Give back the line where "Give me a plain-text" appears and all the lines after it until the listing ends, unchanged and with nothing else.
##### Provided material #####
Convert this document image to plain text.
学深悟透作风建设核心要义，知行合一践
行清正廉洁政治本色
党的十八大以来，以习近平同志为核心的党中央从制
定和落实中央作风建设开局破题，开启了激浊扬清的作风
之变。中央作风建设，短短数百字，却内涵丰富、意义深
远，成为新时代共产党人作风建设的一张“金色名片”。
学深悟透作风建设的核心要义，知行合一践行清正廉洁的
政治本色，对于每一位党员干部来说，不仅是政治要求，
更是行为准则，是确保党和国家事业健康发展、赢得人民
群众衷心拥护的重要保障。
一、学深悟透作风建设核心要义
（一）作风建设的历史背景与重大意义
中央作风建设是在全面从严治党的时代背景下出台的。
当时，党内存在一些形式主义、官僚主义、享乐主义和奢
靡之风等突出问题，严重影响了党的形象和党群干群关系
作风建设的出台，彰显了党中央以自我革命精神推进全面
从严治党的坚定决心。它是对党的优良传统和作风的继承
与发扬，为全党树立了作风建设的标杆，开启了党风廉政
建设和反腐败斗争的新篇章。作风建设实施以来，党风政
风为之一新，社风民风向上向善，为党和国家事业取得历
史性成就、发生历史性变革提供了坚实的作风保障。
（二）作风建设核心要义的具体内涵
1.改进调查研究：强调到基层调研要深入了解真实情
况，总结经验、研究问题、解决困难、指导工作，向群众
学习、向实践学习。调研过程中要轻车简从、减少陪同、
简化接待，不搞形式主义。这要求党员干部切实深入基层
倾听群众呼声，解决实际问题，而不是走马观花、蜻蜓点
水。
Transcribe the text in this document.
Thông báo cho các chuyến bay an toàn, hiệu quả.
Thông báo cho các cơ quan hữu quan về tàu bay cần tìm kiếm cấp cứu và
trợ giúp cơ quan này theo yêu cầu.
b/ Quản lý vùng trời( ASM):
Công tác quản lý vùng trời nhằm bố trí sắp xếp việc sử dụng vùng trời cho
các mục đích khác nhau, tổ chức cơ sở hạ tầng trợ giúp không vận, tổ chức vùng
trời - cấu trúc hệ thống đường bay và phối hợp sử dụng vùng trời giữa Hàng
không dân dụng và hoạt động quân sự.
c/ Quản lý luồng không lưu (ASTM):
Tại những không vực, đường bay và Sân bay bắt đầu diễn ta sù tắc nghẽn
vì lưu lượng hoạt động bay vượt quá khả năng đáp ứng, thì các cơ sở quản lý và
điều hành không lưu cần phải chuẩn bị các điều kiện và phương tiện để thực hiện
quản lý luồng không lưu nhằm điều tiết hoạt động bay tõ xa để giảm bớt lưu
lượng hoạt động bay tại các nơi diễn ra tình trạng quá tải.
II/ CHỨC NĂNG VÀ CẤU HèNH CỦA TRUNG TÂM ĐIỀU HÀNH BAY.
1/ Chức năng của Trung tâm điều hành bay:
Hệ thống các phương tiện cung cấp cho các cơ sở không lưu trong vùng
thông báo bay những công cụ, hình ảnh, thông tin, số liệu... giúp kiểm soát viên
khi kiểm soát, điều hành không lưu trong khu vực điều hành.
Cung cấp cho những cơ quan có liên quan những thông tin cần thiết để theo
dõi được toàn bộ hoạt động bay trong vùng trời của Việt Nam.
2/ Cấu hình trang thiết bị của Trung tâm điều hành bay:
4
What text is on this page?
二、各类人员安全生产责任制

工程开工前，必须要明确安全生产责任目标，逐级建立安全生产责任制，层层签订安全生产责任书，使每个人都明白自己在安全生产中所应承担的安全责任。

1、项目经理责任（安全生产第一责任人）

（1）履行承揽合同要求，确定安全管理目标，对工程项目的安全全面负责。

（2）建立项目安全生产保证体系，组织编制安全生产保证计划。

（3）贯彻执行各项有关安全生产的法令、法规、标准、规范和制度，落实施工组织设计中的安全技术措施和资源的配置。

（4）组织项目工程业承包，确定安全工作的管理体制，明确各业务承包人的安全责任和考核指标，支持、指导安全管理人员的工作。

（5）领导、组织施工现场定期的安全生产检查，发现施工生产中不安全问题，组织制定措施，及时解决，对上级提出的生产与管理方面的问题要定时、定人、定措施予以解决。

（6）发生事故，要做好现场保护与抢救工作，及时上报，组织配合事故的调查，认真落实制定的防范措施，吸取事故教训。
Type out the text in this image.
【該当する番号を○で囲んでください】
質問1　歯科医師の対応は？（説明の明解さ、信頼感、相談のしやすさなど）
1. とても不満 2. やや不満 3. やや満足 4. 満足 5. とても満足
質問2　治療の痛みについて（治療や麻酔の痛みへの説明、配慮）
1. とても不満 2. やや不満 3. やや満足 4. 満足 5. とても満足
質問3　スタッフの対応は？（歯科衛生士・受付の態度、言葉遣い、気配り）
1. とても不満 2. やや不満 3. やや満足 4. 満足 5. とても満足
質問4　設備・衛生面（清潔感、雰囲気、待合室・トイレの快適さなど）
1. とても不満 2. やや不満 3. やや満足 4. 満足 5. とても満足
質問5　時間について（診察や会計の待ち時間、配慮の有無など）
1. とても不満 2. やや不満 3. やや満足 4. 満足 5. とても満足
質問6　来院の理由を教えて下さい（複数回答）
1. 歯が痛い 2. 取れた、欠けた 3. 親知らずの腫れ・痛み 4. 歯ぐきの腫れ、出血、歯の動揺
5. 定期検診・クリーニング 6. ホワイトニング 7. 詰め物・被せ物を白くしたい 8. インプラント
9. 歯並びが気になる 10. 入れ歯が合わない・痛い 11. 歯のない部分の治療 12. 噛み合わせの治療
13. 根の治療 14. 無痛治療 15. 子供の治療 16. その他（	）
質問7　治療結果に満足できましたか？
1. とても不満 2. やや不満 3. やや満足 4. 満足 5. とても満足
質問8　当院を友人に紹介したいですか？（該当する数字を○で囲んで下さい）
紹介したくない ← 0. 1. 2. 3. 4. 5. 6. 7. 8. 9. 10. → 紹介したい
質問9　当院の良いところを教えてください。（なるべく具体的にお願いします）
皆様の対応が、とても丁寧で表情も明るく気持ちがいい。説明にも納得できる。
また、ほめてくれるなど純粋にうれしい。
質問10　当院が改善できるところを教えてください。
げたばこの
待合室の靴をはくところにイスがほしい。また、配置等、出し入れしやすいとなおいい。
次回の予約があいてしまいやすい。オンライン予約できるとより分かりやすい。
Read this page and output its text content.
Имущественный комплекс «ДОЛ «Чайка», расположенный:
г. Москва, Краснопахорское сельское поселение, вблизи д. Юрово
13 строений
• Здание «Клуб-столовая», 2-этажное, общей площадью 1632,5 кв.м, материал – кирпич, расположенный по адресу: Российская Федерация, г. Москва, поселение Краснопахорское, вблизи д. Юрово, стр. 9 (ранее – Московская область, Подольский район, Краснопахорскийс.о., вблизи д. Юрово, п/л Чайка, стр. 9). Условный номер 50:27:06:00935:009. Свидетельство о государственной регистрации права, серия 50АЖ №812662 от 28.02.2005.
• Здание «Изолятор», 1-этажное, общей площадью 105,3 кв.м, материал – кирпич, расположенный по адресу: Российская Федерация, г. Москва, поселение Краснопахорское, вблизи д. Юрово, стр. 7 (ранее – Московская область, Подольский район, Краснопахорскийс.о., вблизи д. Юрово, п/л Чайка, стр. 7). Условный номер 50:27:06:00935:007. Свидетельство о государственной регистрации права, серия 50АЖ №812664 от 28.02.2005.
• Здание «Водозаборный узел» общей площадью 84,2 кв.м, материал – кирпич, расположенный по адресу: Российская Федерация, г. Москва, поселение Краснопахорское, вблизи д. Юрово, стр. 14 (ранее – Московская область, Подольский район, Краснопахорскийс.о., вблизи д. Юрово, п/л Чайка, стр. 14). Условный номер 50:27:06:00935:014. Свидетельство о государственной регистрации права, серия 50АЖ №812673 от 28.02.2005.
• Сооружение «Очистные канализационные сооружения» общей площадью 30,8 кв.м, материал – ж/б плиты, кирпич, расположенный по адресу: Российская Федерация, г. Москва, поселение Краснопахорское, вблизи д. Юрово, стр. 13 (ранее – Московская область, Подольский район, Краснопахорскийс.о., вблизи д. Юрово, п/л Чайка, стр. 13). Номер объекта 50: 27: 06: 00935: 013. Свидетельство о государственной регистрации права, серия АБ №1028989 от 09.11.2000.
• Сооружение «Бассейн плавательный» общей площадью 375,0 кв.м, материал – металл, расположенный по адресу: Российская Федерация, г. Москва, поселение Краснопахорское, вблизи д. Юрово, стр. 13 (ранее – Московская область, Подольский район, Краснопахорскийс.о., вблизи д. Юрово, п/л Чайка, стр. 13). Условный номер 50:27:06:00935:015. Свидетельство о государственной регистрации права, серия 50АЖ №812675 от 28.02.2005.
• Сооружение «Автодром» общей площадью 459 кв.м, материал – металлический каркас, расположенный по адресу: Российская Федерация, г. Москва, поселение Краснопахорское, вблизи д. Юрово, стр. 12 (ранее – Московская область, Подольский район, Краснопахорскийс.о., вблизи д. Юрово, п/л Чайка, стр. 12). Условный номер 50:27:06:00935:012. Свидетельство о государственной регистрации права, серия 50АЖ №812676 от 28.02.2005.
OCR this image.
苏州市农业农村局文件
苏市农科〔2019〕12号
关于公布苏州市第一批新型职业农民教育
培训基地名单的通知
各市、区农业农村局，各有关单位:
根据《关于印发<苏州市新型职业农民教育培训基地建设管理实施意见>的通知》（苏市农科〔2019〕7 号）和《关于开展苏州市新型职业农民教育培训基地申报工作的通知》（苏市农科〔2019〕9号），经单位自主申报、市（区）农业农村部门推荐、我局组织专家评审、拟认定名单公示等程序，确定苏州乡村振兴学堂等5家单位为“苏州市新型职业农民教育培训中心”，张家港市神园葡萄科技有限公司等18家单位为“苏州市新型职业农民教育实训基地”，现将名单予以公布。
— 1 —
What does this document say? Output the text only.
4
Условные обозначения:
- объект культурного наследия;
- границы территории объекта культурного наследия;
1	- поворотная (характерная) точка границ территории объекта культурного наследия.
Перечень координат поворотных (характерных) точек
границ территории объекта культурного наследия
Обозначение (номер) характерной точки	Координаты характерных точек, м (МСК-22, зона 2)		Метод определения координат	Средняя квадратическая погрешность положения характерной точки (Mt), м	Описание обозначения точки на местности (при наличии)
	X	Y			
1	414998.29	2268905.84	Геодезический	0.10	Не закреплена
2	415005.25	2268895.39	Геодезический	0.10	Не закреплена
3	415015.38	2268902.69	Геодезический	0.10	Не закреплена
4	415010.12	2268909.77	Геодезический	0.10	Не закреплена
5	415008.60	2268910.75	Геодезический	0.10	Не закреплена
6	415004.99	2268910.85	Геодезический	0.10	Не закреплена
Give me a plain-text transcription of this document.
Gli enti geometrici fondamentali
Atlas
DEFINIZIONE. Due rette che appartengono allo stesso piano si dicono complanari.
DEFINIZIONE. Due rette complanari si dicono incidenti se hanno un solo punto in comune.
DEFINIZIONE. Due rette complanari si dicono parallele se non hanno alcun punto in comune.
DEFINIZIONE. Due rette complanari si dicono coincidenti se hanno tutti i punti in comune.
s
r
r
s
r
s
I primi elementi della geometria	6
#####
__Exercise answer__.
Give me a plain-text transcription of this document.
Gli enti geometrici fondamentali
Atlas
DEFINIZIONE. Due rette che appartengono allo stesso piano si dicono complanari.
DEFINIZIONE. Due rette complanari si dicono incidenti se hanno un solo punto in comune.
DEFINIZIONE. Due rette complanari si dicono parallele se non hanno alcun punto in comune.
DEFINIZIONE. Due rette complanari si dicono coincidenti se hanno tutti i punti in comune.
s
r
r
s
r
s
I primi elementi della geometria	6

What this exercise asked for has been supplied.